## [Objective]
Find the lines holding the word "Absolute" and collect them.

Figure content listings

※

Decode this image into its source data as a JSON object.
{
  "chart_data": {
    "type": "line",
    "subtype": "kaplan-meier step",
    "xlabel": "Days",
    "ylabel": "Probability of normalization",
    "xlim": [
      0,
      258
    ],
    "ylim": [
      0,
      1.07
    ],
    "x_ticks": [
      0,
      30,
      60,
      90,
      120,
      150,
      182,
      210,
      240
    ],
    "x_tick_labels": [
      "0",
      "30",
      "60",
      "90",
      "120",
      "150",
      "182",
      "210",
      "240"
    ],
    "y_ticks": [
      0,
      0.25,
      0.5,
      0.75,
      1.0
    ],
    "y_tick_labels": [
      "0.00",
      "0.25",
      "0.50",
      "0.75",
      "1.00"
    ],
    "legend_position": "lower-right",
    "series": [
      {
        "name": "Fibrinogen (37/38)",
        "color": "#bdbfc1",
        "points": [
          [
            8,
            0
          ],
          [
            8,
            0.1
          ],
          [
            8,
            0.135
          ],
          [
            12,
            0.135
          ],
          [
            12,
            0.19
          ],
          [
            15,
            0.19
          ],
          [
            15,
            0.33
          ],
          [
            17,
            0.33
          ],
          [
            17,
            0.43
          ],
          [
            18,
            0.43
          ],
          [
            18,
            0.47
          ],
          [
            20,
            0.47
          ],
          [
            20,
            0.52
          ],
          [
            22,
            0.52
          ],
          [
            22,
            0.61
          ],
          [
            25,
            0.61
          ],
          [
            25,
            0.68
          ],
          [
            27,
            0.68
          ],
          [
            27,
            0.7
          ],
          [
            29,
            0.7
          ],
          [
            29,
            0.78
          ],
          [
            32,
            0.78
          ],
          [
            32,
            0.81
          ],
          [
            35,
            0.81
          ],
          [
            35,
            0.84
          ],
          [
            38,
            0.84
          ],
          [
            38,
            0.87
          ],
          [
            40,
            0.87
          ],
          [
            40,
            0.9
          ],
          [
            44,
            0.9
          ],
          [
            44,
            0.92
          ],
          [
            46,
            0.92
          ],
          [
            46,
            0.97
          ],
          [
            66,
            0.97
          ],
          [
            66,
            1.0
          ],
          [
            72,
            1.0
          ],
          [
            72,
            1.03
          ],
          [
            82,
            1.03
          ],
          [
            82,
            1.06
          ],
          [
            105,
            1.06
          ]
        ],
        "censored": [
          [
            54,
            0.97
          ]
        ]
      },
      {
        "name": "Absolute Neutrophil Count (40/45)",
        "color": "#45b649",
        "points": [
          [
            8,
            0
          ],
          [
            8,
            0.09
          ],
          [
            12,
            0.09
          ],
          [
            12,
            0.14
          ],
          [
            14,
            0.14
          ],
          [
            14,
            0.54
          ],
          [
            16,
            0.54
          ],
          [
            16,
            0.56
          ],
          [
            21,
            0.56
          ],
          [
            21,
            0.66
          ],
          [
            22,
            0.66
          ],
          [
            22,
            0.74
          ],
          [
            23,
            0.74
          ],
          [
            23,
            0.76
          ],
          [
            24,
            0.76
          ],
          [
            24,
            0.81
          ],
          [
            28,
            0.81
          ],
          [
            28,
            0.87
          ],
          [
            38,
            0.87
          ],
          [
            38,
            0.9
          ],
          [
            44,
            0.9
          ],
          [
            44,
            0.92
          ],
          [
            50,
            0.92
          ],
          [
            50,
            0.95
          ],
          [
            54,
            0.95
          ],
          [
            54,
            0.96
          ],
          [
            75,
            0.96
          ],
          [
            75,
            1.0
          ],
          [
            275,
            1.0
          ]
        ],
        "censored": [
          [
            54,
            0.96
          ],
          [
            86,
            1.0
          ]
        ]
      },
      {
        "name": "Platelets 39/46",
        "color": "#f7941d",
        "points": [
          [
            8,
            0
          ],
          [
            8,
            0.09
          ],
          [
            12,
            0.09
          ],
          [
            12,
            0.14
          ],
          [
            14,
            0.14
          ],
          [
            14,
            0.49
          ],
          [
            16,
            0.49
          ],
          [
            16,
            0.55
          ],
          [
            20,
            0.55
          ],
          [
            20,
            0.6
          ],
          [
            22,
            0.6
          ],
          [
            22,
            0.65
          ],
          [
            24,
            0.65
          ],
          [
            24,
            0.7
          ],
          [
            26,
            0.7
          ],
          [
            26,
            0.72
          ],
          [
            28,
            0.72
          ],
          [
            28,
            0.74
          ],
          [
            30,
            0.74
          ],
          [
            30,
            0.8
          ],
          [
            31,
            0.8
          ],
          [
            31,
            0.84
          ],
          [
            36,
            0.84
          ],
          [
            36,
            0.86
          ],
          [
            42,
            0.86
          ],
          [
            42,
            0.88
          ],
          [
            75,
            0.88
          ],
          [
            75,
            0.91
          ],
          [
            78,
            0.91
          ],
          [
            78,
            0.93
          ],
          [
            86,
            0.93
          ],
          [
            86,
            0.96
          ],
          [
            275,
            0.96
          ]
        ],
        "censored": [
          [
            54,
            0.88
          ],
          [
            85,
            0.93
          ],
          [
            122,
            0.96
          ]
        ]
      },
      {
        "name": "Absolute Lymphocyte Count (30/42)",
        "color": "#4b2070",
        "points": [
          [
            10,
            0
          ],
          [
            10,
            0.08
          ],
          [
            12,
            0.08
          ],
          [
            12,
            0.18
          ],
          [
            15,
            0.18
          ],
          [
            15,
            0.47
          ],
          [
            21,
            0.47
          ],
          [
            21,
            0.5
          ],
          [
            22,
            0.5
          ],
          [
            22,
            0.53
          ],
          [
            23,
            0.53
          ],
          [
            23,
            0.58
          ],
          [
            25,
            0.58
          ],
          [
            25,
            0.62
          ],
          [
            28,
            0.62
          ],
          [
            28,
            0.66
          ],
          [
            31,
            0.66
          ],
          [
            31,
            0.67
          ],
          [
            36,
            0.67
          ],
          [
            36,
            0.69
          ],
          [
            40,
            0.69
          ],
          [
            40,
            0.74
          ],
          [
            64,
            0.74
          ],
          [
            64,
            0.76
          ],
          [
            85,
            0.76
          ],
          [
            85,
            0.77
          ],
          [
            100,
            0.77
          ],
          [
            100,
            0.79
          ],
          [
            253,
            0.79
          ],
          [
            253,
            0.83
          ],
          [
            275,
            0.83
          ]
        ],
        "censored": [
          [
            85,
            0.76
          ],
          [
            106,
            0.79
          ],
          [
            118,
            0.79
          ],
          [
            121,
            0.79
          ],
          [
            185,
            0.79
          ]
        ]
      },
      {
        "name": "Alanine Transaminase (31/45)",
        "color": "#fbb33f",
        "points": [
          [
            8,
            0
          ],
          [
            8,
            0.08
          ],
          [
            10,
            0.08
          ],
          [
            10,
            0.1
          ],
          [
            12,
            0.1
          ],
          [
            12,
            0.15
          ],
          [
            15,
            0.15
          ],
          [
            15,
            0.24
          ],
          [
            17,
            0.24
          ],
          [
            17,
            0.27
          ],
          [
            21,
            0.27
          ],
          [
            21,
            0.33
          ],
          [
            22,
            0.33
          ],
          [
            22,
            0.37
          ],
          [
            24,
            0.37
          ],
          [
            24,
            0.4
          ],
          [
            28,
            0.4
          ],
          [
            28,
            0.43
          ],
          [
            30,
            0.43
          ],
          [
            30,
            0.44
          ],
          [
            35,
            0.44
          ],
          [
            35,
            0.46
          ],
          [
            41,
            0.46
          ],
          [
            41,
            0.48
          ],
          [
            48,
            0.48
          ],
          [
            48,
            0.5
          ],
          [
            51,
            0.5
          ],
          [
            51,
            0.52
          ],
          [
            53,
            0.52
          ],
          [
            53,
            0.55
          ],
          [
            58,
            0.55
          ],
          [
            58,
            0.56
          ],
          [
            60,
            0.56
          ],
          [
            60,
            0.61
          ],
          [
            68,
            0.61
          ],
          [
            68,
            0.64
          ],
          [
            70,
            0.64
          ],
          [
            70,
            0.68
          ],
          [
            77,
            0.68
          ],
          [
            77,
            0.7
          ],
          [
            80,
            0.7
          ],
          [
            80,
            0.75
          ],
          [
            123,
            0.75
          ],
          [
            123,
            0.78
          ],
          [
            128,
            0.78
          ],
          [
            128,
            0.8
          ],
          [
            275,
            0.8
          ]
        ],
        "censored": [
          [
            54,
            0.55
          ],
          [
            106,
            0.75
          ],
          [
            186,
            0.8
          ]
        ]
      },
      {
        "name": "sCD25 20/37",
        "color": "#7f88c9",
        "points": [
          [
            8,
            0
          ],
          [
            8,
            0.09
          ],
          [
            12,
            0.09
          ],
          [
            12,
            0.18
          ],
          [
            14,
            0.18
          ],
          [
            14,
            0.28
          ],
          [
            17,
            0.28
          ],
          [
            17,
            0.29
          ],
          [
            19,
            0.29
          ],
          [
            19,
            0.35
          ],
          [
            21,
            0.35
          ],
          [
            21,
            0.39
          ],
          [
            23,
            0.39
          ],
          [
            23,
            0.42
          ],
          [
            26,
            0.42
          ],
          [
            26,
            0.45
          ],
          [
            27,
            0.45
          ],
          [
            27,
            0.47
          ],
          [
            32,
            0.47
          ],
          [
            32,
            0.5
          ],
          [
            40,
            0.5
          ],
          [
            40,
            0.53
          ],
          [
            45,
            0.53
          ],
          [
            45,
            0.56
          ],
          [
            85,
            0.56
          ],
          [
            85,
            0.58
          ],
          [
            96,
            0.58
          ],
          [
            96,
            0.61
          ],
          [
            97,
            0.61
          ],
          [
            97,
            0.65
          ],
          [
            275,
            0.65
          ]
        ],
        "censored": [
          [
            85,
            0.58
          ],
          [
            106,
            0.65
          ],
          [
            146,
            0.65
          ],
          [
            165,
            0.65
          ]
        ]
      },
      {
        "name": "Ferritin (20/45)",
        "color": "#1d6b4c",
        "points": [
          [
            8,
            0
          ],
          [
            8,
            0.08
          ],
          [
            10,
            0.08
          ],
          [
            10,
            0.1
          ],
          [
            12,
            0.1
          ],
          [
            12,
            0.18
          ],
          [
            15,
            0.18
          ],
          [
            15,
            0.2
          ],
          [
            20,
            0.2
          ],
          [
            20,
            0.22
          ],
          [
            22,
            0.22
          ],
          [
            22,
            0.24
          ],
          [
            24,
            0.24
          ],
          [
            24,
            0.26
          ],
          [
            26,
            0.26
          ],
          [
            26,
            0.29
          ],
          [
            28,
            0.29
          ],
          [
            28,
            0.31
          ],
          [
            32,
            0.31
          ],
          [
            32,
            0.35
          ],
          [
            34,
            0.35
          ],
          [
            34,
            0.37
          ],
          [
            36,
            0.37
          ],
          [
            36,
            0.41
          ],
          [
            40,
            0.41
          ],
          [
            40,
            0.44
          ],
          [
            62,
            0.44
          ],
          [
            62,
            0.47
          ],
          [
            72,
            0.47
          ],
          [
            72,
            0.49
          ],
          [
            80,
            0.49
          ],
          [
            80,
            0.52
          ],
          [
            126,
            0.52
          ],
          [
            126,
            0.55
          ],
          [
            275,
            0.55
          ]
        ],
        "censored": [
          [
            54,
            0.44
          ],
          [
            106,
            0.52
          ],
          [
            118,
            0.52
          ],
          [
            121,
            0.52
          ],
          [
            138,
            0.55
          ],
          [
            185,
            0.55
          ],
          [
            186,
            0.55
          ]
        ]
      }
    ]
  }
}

※

## [Expected answer]
        "name": "Absolute Neutrophil Count (40/45)",
        "name": "Absolute Lymphocyte Count (30/42)",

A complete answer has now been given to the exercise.